• Task list:
1. In the piece on Joe Kiernen's CNBC interview with Andrew Puzder, condense the paragraph that begins "In his Op Ed Puzder criticized" into a short bulleted list that keeps its main facts.
2. Resume the piece on Joe Kiernen's CNBC interview with Andrew Puzder, picking up right after its last sentence.

• Document text:

- - -

In an interview of Andrew F. Puzder, CEO of CKE Restaurants, who wrote an excellent Op Ed last week on what the Obama administration is doing wrong (and failing to do at all) to enable business to grow in the U.S.,  CNBC co-anchor Joe Kiernen went off the rails.  The title of Puzder’s piece is Here’s what Obama still doesn’t get; from that comes the title for this brief rant with the president’s name replaced by Kiernen’s.

kiernen-puzder-380x200
Joe Kiernen (left) and Andrew F. Puzder

In his Op Ed Puzder criticized the president for saying that his administration had “managed the economy pretty well …” and Puzder went on to add that the president’s blind spot was that he (the president) did not recognize that “politicians in Washington don’t create jobs or economic growth“.  One can disagree with how Puzder develops his conclusions but his discussion of the employment issues the U.S. faces are generally based on facts.  A discussion of how he reached his conclusions is a worthwhile topic but that is not our purpose here.

In the interview (see video below) Joe Kiernen tries to integrate his own “facts” and opinions with those of Mr. Puxder.  Kiernen makes the following statements :

“Employment generated in the private sector, the payrolls that come from those employees, its those taxes that go to pay for government employees and paying for everything that government does, right?“

“… that the government makes the infrastructure and gives them the opportunity to succeed here, that’s not the way it works.”

“The private sector allows for the government’s existence.”

Watch the video to hear the excerpts above in context:

Joe Kiernen is stating his opinions as if they were fact.  True, they are basic assumptions of a particular ideology.  But the problem with ideology, Kiernen’s or anybody else’s, is that assumptions, once originated, often become facts in the minds of the believers.

Let me me offer some facts that are not opinions for each of Kiernen’s statements:

Government spending is not limited by the taxes collected and on the few occasions in U.S. history when sufficient taxes have been collected to cover all government expenditures severe economic dislocations have followed within a few years.  Coincidence?  Perhaps although a number of economic theorists have argued cause and effect.

- - -

• Information provided:
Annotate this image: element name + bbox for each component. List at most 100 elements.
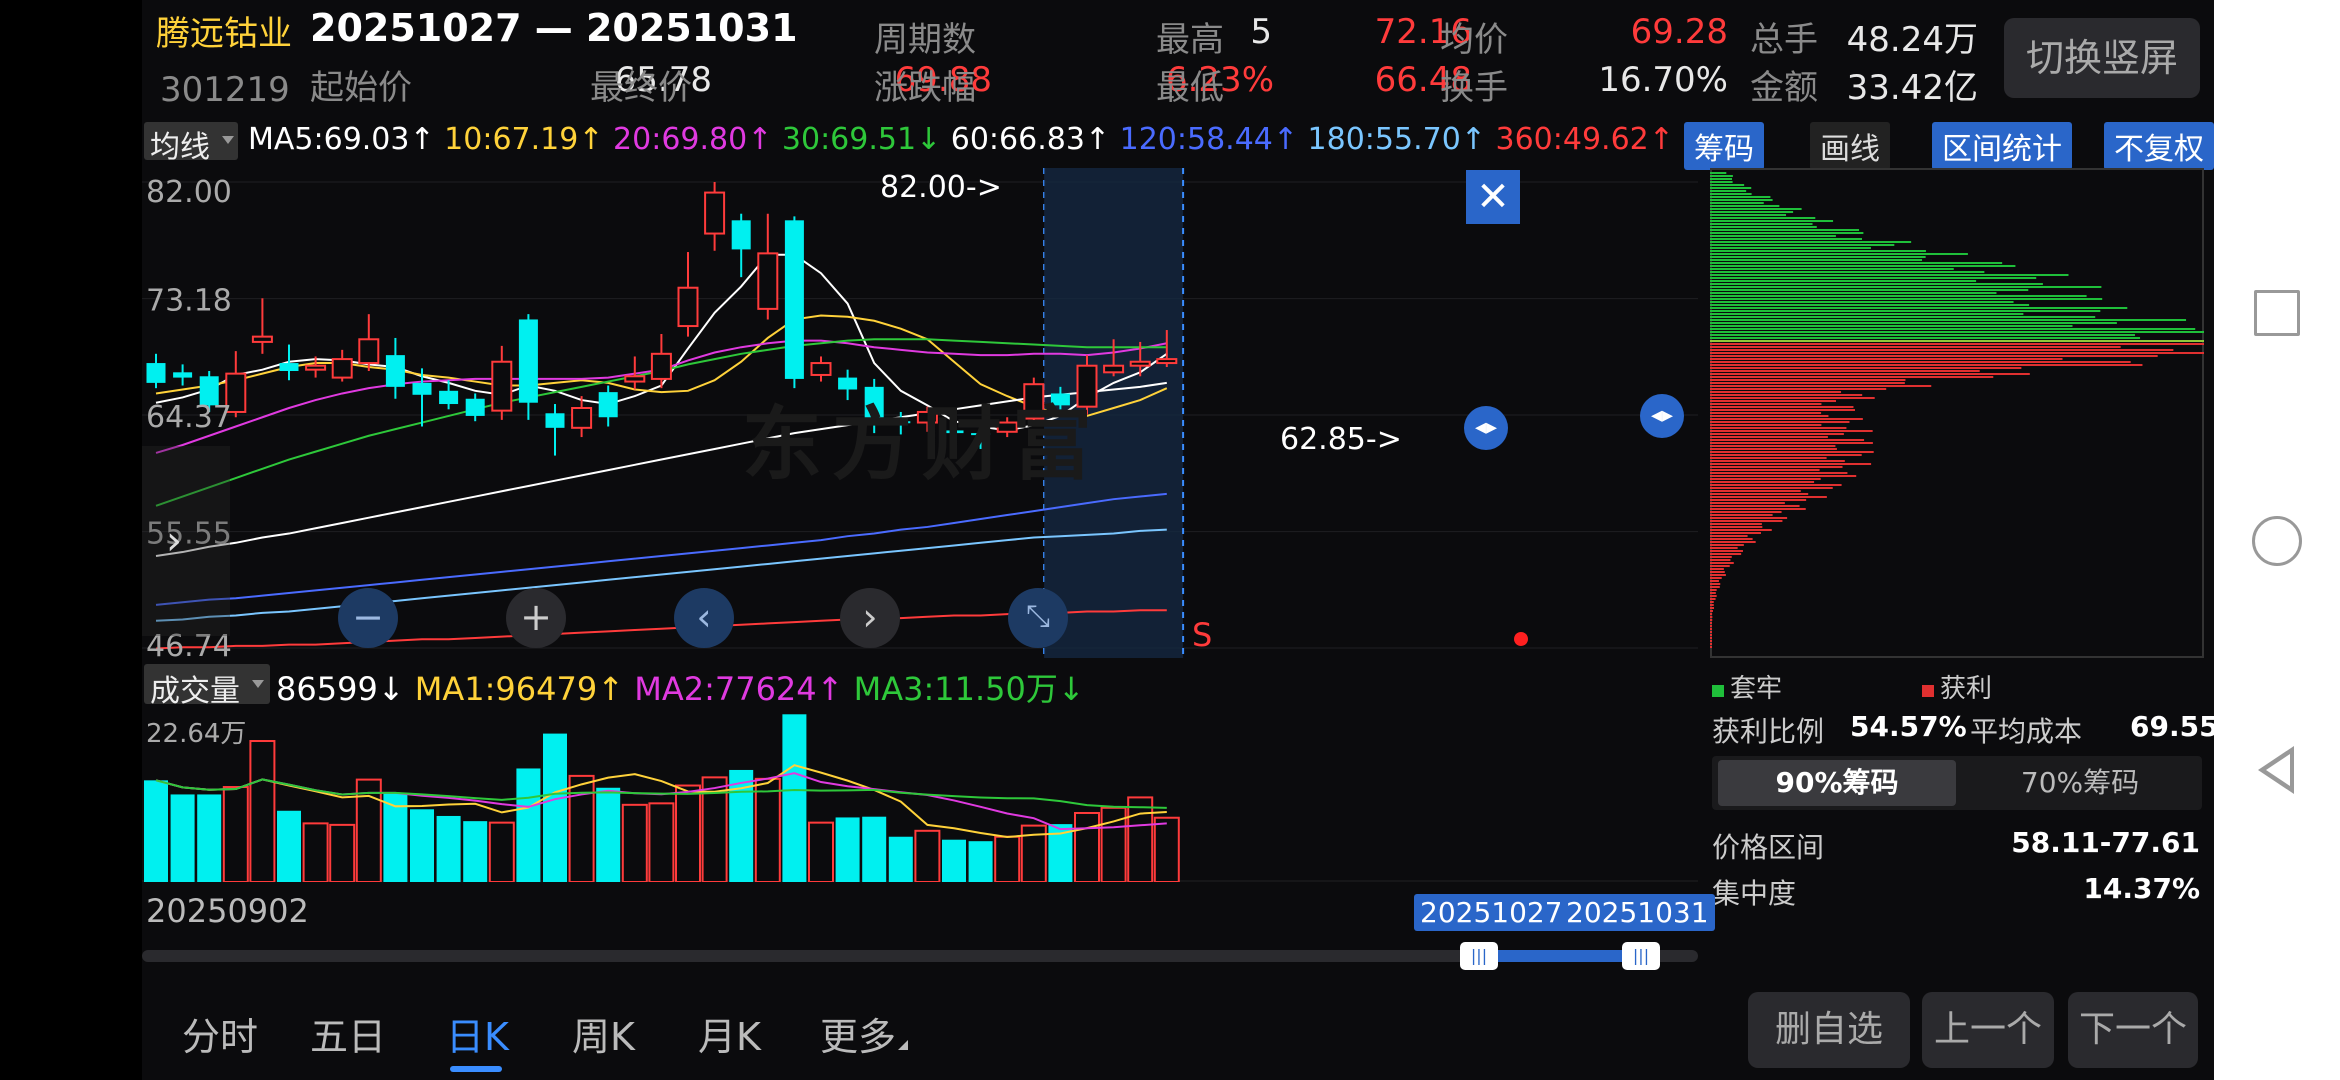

- - -

• Solved problems:
1.
- Puzder faulted the president for claiming his administration had "managed the economy pretty well."
- He said the president's blind spot was failing to see that politicians in Washington don't create jobs or economic growth.
- One can disagree with how Puzder develops his conclusions, but his discussion of U.S. employment issues is generally based on facts.
- How he reached those conclusions is worth discussing but is not the purpose here.

2.
Facts of our history indicate that government expenditures for transportation and information infrastructure have preceded major economic advances.  Some examples:

(1) The Erie Canal opened the Midwest to settlement and commerce with the previously established east coast was funded by the State of New York after President James Madison vetoed a bill that would have built it with Federal funding;

(2) Planning for and some of the construction of the Atlantic and Gulf Inter-coastal Waterways was done by the Federal government;

(3) The development of the western rail system, including the transcontinental railroad, was in part funded by federal land grants and the transcontinental railroad builders were granted cash payments for each mile they completed;

(4) Construction and maintenance of the Mississippi, Missouri and Ohio River navigation channels was and is a Federal project (as are many other waterway channels throughout the country);

(5) The interstate highway system was a government project to create a mostly free transportation network;

(6) The national system of airports was started by the Federal government in World War II and received substantial federal support thought the 1970s, less since; and

(7) The internet was started as a Department of Defense project which planned and built the communication protocol that was implemented by Xerox, Apple and others, first as possible commercial prototypes in the 1970s and then as the beginning of what was to become the commercial internet in the 1980s and an information technology revolution in the 1990s.

No private sector entity other than the citizen electorate has ever “allowed the existence” of any government within the the U.S., including the federal government.  On the other hand, every corporation is chartered by a government and exists only as long as the government agrees it is in the public interest.  And that is another fact, Mr. Kiernen.  Of course, some of us are concerned that there has been too much corporate capture of government function, limiting or excluding the influence of the citizen electorate.  Would that be a factor of any concern to Joe Kiernen?

Fortunately Mr. Puzder did not take the Kiernen bait and talked past the interjections which were so far off base.

To summarize what Joe Kiernen apparently still doesn’t get:

  • There has been throughout our history a role for government in various economic planning and execution roles.  Examples of some of those have been provided above.
  • There is a valid role of government to protect the public interest and to intercede to prevent abuse of government granted charters that would exploit the citizenry.
  • Corporations exist at the will of the government, not the other way around.

  • In capitalism corporations exist for the benefit of society; the reverse situation would be called feudalism.

Andrew Puzder presented his arguments without crossing any of the lines transgressed by Kiernen.  Puzder argued that government should avoid taking actions that diminish the potential for individual achievement but never argued that the government does not have a meaningful role in maintenance of a competitive market system.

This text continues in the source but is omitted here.